• WORK TO DO
Extract all lines containing "screenshot".

• INPUT ROWS
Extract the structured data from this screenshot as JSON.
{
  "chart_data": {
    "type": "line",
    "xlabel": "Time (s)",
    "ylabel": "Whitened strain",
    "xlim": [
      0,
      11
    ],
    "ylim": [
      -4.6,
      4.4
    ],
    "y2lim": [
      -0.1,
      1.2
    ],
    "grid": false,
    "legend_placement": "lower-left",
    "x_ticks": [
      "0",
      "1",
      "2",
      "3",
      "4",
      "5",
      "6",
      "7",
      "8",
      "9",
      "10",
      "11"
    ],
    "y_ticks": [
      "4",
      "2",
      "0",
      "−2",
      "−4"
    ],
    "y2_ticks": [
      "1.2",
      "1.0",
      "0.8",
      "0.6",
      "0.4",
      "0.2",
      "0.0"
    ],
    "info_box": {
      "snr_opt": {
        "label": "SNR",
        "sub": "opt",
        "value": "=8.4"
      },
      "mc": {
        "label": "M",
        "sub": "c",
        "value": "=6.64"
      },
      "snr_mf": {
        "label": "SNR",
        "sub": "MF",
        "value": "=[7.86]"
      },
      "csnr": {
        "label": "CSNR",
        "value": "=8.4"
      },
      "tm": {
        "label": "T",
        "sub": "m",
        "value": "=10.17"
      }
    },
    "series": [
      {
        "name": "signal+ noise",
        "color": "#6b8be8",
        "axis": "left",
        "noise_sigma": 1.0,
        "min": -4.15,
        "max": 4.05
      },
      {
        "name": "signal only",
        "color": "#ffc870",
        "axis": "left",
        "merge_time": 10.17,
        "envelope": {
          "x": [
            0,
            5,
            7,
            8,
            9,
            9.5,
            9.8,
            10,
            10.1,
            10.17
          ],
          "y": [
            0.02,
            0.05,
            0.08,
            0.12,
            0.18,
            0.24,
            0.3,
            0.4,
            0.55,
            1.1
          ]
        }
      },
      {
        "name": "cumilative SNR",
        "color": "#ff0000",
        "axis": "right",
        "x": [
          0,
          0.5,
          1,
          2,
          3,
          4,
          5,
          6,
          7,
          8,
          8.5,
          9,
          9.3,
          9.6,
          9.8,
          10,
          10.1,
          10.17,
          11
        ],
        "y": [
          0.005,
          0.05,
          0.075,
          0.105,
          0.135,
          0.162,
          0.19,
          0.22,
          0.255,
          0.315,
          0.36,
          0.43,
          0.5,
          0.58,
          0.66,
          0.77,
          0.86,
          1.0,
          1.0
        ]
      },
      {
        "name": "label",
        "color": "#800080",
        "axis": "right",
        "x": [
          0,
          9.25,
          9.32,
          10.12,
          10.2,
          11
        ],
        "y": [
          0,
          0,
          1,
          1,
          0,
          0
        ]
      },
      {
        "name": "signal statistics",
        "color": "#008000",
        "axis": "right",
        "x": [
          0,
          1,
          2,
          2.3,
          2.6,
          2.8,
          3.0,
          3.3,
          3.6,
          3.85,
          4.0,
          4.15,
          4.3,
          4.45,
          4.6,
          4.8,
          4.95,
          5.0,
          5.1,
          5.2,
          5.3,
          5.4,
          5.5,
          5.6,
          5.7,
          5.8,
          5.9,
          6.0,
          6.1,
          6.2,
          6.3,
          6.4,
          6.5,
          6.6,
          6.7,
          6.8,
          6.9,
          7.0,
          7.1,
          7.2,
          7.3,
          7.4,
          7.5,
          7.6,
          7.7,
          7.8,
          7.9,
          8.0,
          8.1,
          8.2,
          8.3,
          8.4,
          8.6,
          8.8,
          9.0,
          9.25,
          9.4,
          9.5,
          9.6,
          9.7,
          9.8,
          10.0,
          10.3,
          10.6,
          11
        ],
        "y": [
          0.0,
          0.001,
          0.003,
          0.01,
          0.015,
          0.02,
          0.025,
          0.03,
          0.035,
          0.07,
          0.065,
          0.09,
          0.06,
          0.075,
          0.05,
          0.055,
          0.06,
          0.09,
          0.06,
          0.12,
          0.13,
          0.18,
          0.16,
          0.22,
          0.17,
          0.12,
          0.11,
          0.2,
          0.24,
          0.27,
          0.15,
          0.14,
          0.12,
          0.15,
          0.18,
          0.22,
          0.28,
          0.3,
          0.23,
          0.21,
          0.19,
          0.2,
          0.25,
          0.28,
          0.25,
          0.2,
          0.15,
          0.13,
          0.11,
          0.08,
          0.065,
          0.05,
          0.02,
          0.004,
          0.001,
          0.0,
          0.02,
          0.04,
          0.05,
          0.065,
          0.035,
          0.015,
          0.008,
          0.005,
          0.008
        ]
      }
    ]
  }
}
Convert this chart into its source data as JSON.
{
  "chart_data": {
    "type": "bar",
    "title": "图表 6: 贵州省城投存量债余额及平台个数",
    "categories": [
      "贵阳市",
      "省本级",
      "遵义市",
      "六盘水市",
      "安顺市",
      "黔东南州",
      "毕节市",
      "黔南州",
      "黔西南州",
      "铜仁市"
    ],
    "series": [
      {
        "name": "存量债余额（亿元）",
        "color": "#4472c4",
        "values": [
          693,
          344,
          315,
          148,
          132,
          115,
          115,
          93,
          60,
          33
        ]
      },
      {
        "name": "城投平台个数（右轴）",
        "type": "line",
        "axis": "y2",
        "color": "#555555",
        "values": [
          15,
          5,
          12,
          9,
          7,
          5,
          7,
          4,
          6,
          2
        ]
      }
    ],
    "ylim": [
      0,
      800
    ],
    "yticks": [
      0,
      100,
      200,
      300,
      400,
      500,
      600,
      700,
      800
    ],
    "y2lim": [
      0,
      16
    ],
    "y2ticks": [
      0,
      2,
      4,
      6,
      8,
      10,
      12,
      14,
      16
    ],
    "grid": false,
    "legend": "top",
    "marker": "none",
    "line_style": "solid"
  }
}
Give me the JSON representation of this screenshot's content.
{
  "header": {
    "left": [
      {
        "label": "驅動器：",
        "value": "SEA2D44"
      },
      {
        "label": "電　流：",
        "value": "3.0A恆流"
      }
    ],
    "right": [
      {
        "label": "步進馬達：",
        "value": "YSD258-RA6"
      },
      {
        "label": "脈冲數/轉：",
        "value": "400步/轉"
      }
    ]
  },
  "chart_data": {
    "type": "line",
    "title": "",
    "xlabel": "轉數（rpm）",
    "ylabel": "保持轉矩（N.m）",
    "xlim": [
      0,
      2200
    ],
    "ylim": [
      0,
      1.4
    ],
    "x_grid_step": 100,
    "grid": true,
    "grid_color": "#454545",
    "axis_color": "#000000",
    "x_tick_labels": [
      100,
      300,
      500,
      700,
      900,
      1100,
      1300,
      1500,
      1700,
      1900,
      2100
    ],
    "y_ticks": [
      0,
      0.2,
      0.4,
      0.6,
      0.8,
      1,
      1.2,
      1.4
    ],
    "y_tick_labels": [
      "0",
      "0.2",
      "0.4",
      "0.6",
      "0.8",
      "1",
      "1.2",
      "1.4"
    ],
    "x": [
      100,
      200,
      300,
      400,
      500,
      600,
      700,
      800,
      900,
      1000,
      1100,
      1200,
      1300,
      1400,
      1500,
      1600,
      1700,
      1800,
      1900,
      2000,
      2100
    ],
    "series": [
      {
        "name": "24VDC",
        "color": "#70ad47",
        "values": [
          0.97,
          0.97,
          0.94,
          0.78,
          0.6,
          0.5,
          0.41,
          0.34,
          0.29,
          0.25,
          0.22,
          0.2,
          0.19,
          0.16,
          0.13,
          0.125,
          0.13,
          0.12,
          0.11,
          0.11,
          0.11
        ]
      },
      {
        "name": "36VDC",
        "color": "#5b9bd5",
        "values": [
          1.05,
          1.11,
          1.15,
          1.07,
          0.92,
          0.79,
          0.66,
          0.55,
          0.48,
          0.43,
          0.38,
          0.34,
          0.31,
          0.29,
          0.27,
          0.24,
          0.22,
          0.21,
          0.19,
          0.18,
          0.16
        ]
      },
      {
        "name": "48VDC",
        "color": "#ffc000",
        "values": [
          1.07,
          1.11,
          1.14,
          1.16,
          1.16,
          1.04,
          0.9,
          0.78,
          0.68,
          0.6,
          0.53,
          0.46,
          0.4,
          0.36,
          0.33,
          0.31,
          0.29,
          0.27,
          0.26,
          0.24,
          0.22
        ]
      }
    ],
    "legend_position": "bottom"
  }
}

• ANSWER IN FULL
Extract the structured data from this screenshot as JSON.
Give me the JSON representation of this screenshot's content.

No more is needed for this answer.